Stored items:
*** Begin section ***
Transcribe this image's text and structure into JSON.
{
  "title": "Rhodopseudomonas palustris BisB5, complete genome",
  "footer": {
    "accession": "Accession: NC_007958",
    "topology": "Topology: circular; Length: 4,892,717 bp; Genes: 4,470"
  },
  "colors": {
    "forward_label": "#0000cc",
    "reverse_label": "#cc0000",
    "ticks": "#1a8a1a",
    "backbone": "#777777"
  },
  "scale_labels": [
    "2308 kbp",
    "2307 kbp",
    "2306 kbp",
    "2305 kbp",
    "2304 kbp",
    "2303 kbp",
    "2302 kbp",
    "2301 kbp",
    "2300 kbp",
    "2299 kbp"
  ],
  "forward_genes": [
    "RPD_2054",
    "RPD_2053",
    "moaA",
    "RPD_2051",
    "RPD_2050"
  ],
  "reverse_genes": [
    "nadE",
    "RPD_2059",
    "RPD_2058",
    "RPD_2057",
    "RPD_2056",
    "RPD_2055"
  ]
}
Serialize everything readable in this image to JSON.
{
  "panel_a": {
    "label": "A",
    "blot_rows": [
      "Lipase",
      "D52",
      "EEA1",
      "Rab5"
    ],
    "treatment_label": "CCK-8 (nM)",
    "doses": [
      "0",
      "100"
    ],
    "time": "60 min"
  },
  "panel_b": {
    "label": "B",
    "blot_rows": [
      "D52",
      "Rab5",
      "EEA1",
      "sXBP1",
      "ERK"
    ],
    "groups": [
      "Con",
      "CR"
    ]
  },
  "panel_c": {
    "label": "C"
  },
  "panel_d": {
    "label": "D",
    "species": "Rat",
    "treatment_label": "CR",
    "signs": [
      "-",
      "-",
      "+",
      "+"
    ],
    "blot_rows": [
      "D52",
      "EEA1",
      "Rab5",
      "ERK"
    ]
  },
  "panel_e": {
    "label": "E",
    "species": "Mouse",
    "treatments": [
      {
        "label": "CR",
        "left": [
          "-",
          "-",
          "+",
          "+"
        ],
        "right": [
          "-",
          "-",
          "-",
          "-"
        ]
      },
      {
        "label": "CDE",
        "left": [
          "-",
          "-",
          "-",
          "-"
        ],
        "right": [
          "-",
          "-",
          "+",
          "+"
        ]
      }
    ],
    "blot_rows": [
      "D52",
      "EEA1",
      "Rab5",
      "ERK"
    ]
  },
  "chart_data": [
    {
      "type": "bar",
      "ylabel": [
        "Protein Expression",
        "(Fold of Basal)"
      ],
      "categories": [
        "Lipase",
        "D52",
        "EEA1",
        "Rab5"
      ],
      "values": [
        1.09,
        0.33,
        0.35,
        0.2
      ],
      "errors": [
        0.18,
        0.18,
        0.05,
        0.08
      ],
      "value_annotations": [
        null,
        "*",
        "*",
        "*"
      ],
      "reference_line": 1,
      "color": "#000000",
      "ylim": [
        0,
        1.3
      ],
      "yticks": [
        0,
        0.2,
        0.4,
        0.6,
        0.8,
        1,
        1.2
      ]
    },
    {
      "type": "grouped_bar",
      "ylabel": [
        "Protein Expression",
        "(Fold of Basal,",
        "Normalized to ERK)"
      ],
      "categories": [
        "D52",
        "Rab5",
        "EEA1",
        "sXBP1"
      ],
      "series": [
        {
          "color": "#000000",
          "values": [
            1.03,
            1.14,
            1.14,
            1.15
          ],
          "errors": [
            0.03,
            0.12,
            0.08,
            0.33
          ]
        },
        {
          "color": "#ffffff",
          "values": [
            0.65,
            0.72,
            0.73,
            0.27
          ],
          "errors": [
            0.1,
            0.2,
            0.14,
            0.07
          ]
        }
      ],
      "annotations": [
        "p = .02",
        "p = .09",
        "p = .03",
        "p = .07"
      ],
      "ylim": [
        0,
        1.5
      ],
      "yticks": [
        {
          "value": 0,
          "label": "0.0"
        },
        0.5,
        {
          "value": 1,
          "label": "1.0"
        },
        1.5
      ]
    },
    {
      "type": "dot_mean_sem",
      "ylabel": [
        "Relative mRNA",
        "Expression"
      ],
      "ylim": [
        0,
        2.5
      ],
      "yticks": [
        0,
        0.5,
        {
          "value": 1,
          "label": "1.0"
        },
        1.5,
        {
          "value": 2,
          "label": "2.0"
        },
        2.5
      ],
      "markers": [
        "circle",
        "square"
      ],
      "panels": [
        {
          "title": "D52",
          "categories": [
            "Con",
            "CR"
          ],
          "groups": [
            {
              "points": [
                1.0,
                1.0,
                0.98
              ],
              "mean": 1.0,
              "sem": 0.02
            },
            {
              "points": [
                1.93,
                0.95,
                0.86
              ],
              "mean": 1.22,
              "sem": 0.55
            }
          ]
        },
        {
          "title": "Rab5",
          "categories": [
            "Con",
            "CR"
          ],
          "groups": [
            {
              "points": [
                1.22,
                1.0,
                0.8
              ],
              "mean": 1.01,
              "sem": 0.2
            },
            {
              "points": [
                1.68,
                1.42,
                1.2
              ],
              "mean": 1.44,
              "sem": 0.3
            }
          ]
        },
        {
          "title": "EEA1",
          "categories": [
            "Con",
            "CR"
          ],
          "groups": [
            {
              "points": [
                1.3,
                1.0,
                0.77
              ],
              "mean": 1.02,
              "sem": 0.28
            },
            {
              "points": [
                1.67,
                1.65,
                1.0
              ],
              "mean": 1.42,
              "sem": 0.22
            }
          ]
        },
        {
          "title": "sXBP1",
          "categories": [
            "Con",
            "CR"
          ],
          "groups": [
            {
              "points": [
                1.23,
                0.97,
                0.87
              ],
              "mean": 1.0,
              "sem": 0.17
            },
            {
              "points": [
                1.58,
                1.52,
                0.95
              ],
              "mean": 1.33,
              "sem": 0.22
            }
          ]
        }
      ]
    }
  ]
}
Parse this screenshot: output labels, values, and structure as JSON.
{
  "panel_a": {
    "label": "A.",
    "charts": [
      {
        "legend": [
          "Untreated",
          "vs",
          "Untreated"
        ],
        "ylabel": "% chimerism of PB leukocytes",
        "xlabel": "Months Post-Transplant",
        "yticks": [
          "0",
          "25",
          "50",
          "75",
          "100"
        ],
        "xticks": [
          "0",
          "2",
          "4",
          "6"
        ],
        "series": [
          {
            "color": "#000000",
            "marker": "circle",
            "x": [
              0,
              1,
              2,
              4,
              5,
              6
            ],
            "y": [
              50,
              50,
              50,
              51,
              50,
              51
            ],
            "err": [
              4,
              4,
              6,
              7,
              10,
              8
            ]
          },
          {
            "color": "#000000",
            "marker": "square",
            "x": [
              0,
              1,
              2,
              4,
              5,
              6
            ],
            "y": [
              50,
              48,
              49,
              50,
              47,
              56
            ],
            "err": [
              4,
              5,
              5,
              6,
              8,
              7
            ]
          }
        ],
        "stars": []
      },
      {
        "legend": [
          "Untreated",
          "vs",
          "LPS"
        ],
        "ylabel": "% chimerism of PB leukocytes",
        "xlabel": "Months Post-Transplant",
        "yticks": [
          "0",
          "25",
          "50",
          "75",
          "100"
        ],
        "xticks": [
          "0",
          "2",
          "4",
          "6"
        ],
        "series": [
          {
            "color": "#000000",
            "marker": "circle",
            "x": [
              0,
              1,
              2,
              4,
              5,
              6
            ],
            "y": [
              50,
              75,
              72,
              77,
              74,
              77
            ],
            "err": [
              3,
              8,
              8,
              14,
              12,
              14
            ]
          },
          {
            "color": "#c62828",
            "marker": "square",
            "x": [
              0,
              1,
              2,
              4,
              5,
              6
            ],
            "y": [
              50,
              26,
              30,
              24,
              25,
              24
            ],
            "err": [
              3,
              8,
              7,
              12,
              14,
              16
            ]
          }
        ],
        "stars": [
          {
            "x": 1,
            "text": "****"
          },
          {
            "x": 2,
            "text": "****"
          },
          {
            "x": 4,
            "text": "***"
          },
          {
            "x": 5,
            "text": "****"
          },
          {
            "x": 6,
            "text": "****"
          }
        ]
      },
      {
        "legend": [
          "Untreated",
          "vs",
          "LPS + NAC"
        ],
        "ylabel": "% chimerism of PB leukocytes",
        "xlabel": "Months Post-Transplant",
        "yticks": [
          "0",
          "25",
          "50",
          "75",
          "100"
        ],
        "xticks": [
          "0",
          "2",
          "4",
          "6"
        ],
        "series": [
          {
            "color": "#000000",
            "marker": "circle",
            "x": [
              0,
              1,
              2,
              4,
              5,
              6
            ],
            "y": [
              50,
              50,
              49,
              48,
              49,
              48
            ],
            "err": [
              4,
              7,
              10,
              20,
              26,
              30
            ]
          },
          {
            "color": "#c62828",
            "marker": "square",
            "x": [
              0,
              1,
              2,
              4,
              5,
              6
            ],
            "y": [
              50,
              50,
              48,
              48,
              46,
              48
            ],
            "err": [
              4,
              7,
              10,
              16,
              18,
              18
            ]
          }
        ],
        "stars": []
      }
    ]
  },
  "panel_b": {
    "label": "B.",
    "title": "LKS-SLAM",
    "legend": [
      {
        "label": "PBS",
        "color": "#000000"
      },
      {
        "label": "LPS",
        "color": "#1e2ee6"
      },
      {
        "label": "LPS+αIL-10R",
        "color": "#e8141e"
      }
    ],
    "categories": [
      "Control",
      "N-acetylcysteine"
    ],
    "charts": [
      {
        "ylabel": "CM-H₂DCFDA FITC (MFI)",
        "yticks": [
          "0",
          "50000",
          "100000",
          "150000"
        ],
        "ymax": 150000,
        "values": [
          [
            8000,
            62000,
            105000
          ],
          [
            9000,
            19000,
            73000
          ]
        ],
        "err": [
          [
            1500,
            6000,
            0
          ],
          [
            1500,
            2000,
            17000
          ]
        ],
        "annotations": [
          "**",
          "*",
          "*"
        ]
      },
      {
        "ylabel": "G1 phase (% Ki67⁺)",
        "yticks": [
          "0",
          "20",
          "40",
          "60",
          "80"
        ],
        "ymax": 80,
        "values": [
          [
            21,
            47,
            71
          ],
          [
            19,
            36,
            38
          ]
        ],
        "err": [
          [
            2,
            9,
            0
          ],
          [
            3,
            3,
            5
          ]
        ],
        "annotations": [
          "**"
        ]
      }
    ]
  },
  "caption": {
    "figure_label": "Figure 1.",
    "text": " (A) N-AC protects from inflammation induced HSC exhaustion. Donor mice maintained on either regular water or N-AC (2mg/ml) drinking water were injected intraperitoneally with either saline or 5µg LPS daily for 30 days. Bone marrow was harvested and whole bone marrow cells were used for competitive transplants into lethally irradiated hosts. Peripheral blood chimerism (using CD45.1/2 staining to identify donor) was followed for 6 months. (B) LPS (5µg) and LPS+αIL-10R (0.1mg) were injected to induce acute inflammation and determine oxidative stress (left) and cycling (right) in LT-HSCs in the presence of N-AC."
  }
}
*** End section ***
About this task:
Scan the records for lines that hold "JSON", and reproduce each one you find.

Reply:
Transcribe this image's text and structure into JSON.
Serialize everything readable in this image to JSON.
Parse this screenshot: output labels, values, and structure as JSON.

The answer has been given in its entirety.